====== RECORD LIST ======

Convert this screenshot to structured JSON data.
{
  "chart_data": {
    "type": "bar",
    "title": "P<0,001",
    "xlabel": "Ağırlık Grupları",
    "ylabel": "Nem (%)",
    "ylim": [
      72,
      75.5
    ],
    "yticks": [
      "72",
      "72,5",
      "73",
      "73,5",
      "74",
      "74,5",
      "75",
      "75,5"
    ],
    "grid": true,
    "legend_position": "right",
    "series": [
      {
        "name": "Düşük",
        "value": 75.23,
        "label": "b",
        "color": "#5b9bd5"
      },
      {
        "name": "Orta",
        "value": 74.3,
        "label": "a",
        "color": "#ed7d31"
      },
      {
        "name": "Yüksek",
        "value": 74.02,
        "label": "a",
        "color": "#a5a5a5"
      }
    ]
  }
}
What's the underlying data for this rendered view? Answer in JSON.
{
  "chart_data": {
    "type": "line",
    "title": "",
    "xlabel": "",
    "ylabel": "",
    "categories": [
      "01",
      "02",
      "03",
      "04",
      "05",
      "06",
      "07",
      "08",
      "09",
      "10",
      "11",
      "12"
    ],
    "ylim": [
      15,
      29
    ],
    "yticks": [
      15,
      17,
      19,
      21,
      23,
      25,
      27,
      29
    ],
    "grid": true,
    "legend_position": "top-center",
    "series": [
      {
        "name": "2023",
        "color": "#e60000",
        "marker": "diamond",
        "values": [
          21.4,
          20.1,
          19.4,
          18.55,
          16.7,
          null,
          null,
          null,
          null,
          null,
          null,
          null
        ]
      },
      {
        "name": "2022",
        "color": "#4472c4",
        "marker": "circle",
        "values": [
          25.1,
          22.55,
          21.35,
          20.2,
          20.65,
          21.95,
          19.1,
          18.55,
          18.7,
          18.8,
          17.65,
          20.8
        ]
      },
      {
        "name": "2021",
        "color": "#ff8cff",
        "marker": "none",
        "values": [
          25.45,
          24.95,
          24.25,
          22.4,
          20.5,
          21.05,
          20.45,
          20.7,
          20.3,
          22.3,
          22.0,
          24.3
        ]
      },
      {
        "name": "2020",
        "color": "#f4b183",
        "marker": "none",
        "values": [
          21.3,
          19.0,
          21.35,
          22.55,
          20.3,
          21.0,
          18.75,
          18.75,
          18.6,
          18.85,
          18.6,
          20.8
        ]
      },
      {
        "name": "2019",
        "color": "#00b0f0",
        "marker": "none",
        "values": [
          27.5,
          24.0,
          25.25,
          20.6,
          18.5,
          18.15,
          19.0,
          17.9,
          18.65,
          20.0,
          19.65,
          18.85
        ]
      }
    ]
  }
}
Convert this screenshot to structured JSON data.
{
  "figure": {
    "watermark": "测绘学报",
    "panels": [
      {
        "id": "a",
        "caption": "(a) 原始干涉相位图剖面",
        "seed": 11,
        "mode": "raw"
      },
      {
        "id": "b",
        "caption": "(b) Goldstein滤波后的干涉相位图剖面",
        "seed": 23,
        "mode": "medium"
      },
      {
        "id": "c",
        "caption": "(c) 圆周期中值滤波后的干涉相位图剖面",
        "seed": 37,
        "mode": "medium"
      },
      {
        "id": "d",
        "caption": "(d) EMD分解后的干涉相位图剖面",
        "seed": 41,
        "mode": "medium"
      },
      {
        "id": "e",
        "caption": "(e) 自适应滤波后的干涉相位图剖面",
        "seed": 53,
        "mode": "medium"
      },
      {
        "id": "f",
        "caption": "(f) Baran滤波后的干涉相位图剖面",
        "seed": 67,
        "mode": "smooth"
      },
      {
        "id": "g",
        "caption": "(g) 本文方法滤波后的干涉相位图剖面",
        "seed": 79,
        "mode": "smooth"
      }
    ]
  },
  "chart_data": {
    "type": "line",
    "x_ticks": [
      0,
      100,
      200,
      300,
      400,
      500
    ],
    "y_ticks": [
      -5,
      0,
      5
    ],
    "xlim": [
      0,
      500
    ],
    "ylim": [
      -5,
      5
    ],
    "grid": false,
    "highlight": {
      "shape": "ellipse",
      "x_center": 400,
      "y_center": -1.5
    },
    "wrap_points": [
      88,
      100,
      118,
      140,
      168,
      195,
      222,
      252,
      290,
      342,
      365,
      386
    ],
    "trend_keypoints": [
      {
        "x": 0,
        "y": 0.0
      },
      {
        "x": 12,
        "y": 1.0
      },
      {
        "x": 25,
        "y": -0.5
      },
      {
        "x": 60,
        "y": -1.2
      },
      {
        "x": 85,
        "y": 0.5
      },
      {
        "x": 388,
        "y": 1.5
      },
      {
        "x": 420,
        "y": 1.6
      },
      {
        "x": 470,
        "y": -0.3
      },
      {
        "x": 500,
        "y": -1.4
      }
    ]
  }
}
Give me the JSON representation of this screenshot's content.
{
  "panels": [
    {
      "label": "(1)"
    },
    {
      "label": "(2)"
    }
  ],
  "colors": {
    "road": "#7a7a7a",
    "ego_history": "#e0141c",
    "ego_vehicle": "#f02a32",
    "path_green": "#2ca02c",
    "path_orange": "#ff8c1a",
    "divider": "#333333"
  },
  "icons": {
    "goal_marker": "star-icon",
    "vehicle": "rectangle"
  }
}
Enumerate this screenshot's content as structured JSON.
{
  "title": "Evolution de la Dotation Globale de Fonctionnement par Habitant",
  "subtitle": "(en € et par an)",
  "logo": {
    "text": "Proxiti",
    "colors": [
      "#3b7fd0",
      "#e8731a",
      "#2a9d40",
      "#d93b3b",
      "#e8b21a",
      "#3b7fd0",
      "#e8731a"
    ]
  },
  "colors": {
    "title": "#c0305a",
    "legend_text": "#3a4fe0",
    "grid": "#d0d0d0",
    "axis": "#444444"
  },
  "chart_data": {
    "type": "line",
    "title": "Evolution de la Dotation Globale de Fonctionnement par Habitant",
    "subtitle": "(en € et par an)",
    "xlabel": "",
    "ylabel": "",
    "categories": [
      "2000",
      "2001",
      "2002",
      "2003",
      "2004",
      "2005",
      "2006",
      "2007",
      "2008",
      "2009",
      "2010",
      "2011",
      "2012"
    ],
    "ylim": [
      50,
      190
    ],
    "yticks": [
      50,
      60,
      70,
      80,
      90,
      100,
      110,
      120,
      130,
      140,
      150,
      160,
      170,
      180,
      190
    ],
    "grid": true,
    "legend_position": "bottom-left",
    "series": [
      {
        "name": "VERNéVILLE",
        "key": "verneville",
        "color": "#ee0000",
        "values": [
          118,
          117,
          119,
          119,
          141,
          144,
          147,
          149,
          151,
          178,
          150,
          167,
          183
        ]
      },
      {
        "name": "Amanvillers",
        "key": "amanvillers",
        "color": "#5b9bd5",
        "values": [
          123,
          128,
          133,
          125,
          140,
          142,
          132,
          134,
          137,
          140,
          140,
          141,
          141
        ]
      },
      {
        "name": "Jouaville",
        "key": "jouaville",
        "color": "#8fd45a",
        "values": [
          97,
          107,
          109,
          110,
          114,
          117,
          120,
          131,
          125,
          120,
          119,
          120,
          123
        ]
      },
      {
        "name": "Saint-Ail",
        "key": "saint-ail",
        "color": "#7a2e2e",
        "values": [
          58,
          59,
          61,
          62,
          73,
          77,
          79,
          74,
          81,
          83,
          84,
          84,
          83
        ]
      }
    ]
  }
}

======

### GIVEN INSTRUCTION
Using the records above, gather all lines where the string "content" is present.

### REPLY
Give me the JSON representation of this screenshot's content.
Enumerate this screenshot's content as structured JSON.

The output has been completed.